[Exercise goal] Repeat all entries exactly.

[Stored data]
— begin —

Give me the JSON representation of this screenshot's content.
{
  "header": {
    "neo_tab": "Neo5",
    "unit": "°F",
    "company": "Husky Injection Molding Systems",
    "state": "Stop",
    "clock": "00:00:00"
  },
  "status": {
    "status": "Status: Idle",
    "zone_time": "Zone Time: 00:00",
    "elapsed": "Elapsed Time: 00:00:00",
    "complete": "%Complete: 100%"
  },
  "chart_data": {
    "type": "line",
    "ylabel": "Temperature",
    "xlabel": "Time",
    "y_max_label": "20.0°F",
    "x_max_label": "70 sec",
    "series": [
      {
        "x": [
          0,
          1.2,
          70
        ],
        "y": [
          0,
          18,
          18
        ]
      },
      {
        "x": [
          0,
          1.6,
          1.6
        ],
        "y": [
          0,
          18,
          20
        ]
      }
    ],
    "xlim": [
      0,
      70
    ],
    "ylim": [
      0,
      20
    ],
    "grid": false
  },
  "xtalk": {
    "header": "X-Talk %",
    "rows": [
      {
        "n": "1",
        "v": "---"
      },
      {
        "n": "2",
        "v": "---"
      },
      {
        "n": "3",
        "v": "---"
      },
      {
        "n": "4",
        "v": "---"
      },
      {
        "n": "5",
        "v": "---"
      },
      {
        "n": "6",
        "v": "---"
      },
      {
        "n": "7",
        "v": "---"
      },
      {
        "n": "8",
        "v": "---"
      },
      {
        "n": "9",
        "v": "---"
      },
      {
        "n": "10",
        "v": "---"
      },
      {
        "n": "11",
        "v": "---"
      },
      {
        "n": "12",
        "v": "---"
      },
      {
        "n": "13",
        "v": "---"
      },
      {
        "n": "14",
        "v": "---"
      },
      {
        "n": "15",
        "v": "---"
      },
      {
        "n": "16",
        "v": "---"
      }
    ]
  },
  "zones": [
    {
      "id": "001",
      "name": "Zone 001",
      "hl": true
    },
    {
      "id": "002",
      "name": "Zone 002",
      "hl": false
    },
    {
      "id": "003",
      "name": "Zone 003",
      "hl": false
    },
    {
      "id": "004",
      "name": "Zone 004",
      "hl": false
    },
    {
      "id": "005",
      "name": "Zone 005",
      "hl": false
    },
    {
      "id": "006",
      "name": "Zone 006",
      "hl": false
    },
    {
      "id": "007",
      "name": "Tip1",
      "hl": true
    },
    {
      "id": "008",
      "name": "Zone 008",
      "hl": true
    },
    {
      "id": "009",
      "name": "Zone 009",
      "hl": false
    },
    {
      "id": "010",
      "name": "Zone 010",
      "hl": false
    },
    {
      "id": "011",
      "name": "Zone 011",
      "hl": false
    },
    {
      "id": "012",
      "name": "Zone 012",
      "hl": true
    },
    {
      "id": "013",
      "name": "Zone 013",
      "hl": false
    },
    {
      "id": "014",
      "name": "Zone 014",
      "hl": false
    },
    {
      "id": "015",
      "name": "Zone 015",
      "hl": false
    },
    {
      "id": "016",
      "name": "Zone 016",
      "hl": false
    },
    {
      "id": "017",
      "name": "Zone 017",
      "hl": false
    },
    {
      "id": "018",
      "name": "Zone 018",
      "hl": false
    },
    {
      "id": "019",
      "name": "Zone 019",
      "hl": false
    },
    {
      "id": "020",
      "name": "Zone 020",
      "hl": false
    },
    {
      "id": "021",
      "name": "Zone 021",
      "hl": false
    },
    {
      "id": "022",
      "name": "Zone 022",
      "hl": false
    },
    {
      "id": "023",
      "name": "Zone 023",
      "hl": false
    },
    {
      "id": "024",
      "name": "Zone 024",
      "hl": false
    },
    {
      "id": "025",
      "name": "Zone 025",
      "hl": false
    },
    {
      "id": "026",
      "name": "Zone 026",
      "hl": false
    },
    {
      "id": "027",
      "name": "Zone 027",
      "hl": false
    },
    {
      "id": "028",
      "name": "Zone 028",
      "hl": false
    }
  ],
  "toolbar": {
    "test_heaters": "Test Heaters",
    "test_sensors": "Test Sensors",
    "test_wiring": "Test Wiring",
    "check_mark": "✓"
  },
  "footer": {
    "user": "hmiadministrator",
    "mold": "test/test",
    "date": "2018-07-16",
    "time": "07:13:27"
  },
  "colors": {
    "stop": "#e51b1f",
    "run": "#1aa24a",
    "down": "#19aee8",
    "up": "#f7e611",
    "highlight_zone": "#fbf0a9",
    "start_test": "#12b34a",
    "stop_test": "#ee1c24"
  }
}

— end —

[Solution to this problem]
Give me the JSON representation of this screenshot's content.
{
  "header": {
    "neo_tab": "Neo5",
    "unit": "°F",
    "company": "Husky Injection Molding Systems",
    "state": "Stop",
    "clock": "00:00:00"
  },
  "status": {
    "status": "Status: Idle",
    "zone_time": "Zone Time: 00:00",
    "elapsed": "Elapsed Time: 00:00:00",
    "complete": "%Complete: 100%"
  },
  "chart_data": {
    "type": "line",
    "ylabel": "Temperature",
    "xlabel": "Time",
    "y_max_label": "20.0°F",
    "x_max_label": "70 sec",
    "series": [
      {
        "x": [
          0,
          1.2,
          70
        ],
        "y": [
          0,
          18,
          18
        ]
      },
      {
        "x": [
          0,
          1.6,
          1.6
        ],
        "y": [
          0,
          18,
          20
        ]
      }
    ],
    "xlim": [
      0,
      70
    ],
    "ylim": [
      0,
      20
    ],
    "grid": false
  },
  "xtalk": {
    "header": "X-Talk %",
    "rows": [
      {
        "n": "1",
        "v": "---"
      },
      {
        "n": "2",
        "v": "---"
      },
      {
        "n": "3",
        "v": "---"
      },
      {
        "n": "4",
        "v": "---"
      },
      {
        "n": "5",
        "v": "---"
      },
      {
        "n": "6",
        "v": "---"
      },
      {
        "n": "7",
        "v": "---"
      },
      {
        "n": "8",
        "v": "---"
      },
      {
        "n": "9",
        "v": "---"
      },
      {
        "n": "10",
        "v": "---"
      },
      {
        "n": "11",
        "v": "---"
      },
      {
        "n": "12",
        "v": "---"
      },
      {
        "n": "13",
        "v": "---"
      },
      {
        "n": "14",
        "v": "---"
      },
      {
        "n": "15",
        "v": "---"
      },
      {
        "n": "16",
        "v": "---"
      }
    ]
  },
  "zones": [
    {
      "id": "001",
      "name": "Zone 001",
      "hl": true
    },
    {
      "id": "002",
      "name": "Zone 002",
      "hl": false
    },
    {
      "id": "003",
      "name": "Zone 003",
      "hl": false
    },
    {
      "id": "004",
      "name": "Zone 004",
      "hl": false
    },
    {
      "id": "005",
      "name": "Zone 005",
      "hl": false
    },
    {
      "id": "006",
      "name": "Zone 006",
      "hl": false
    },
    {
      "id": "007",
      "name": "Tip1",
      "hl": true
    },
    {
      "id": "008",
      "name": "Zone 008",
      "hl": true
    },
    {
      "id": "009",
      "name": "Zone 009",
      "hl": false
    },
    {
      "id": "010",
      "name": "Zone 010",
      "hl": false
    },
    {
      "id": "011",
      "name": "Zone 011",
      "hl": false
    },
    {
      "id": "012",
      "name": "Zone 012",
      "hl": true
    },
    {
      "id": "013",
      "name": "Zone 013",
      "hl": false
    },
    {
      "id": "014",
      "name": "Zone 014",
      "hl": false
    },
    {
      "id": "015",
      "name": "Zone 015",
      "hl": false
    },
    {
      "id": "016",
      "name": "Zone 016",
      "hl": false
    },
    {
      "id": "017",
      "name": "Zone 017",
      "hl": false
    },
    {
      "id": "018",
      "name": "Zone 018",
      "hl": false
    },
    {
      "id": "019",
      "name": "Zone 019",
      "hl": false
    },
    {
      "id": "020",
      "name": "Zone 020",
      "hl": false
    },
    {
      "id": "021",
      "name": "Zone 021",
      "hl": false
    },
    {
      "id": "022",
      "name": "Zone 022",
      "hl": false
    },
    {
      "id": "023",
      "name": "Zone 023",
      "hl": false
    },
    {
      "id": "024",
      "name": "Zone 024",
      "hl": false
    },
    {
      "id": "025",
      "name": "Zone 025",
      "hl": false
    },
    {
      "id": "026",
      "name": "Zone 026",
      "hl": false
    },
    {
      "id": "027",
      "name": "Zone 027",
      "hl": false
    },
    {
      "id": "028",
      "name": "Zone 028",
      "hl": false
    }
  ],
  "toolbar": {
    "test_heaters": "Test Heaters",
    "test_sensors": "Test Sensors",
    "test_wiring": "Test Wiring",
    "check_mark": "✓"
  },
  "footer": {
    "user": "hmiadministrator",
    "mold": "test/test",
    "date": "2018-07-16",
    "time": "07:13:27"
  },
  "colors": {
    "stop": "#e51b1f",
    "run": "#1aa24a",
    "down": "#19aee8",
    "up": "#f7e611",
    "highlight_zone": "#fbf0a9",
    "start_test": "#12b34a",
    "stop_test": "#ee1c24"
  }
}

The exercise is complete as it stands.